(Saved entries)
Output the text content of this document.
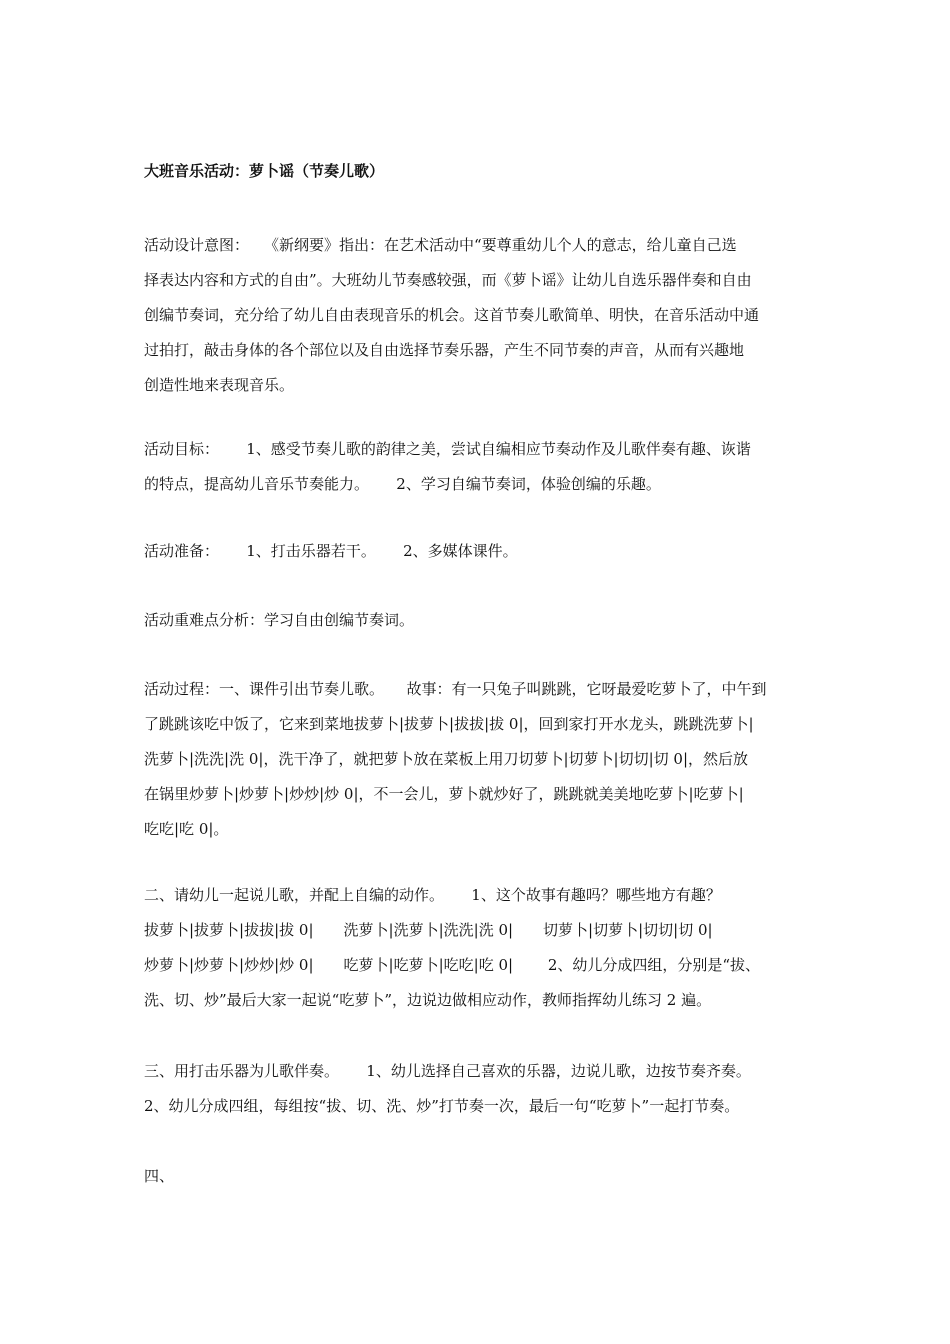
大班音乐活动：萝卜谣（节奏儿歌）
活动设计意图：　　《新纲要》指出：在艺术活动中“要尊重幼儿个人的意志，给儿童自己选
择表达内容和方式的自由”。大班幼儿节奏感较强，而《萝卜谣》让幼儿自选乐器伴奏和自由
创编节奏词，充分给了幼儿自由表现音乐的机会。这首节奏儿歌简单、明快，在音乐活动中通
过拍打，敲击身体的各个部位以及自由选择节奏乐器，产生不同节奏的声音，从而有兴趣地
创造性地来表现音乐。
活动目标：　　 1、感受节奏儿歌的韵律之美，尝试自编相应节奏动作及儿歌伴奏有趣、诙谐
的特点，提高幼儿音乐节奏能力。　　 2、学习自编节奏词，体验创编的乐趣。
活动准备：　　 1、打击乐器若干。　　 2、多媒体课件。
活动重难点分析：学习自由创编节奏词。
活动过程：一、课件引出节奏儿歌。　　故事：有一只兔子叫跳跳，它呀最爱吃萝卜了，中午到
了跳跳该吃中饭了，它来到菜地拔萝卜|拔萝卜|拔拔|拔 0|，回到家打开水龙头，跳跳洗萝卜|
洗萝卜|洗洗|洗 0|，洗干净了，就把萝卜放在菜板上用刀切萝卜|切萝卜|切切|切 0|，然后放
在锅里炒萝卜|炒萝卜|炒炒|炒 0|，不一会儿，萝卜就炒好了，跳跳就美美地吃萝卜|吃萝卜|
吃吃|吃 0|。
二、请幼儿一起说儿歌，并配上自编的动作。　　 1、这个故事有趣吗？哪些地方有趣？
拔萝卜|拔萝卜|拔拔|拔 0|　　洗萝卜|洗萝卜|洗洗|洗 0|　　切萝卜|切萝卜|切切|切 0|
炒萝卜|炒萝卜|炒炒|炒 0|　　吃萝卜|吃萝卜|吃吃|吃 0|　　 2、幼儿分成四组，分别是“拔、
洗、切、炒”最后大家一起说“吃萝卜”，边说边做相应动作，教师指挥幼儿练习 2 遍。
三、用打击乐器为儿歌伴奏。　　 1、幼儿选择自己喜欢的乐器，边说儿歌，边按节奏齐奏。
2、幼儿分成四组，每组按“拔、切、洗、炒”打节奏一次，最后一句“吃萝卜”一起打节奏。
四、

### Short task
Reproduce every line above as written, skipping pictures.

### The response
Output the text content of this document.
大班音乐活动：萝卜谣（节奏儿歌）
活动设计意图：　　《新纲要》指出：在艺术活动中“要尊重幼儿个人的意志，给儿童自己选
择表达内容和方式的自由”。大班幼儿节奏感较强，而《萝卜谣》让幼儿自选乐器伴奏和自由
创编节奏词，充分给了幼儿自由表现音乐的机会。这首节奏儿歌简单、明快，在音乐活动中通
过拍打，敲击身体的各个部位以及自由选择节奏乐器，产生不同节奏的声音，从而有兴趣地
创造性地来表现音乐。
活动目标：　　 1、感受节奏儿歌的韵律之美，尝试自编相应节奏动作及儿歌伴奏有趣、诙谐
的特点，提高幼儿音乐节奏能力。　　 2、学习自编节奏词，体验创编的乐趣。
活动准备：　　 1、打击乐器若干。　　 2、多媒体课件。
活动重难点分析：学习自由创编节奏词。
活动过程：一、课件引出节奏儿歌。　　故事：有一只兔子叫跳跳，它呀最爱吃萝卜了，中午到
了跳跳该吃中饭了，它来到菜地拔萝卜|拔萝卜|拔拔|拔 0|，回到家打开水龙头，跳跳洗萝卜|
洗萝卜|洗洗|洗 0|，洗干净了，就把萝卜放在菜板上用刀切萝卜|切萝卜|切切|切 0|，然后放
在锅里炒萝卜|炒萝卜|炒炒|炒 0|，不一会儿，萝卜就炒好了，跳跳就美美地吃萝卜|吃萝卜|
吃吃|吃 0|。
二、请幼儿一起说儿歌，并配上自编的动作。　　 1、这个故事有趣吗？哪些地方有趣？
拔萝卜|拔萝卜|拔拔|拔 0|　　洗萝卜|洗萝卜|洗洗|洗 0|　　切萝卜|切萝卜|切切|切 0|
炒萝卜|炒萝卜|炒炒|炒 0|　　吃萝卜|吃萝卜|吃吃|吃 0|　　 2、幼儿分成四组，分别是“拔、
洗、切、炒”最后大家一起说“吃萝卜”，边说边做相应动作，教师指挥幼儿练习 2 遍。
三、用打击乐器为儿歌伴奏。　　 1、幼儿选择自己喜欢的乐器，边说儿歌，边按节奏齐奏。
2、幼儿分成四组，每组按“拔、切、洗、炒”打节奏一次，最后一句“吃萝卜”一起打节奏。
四、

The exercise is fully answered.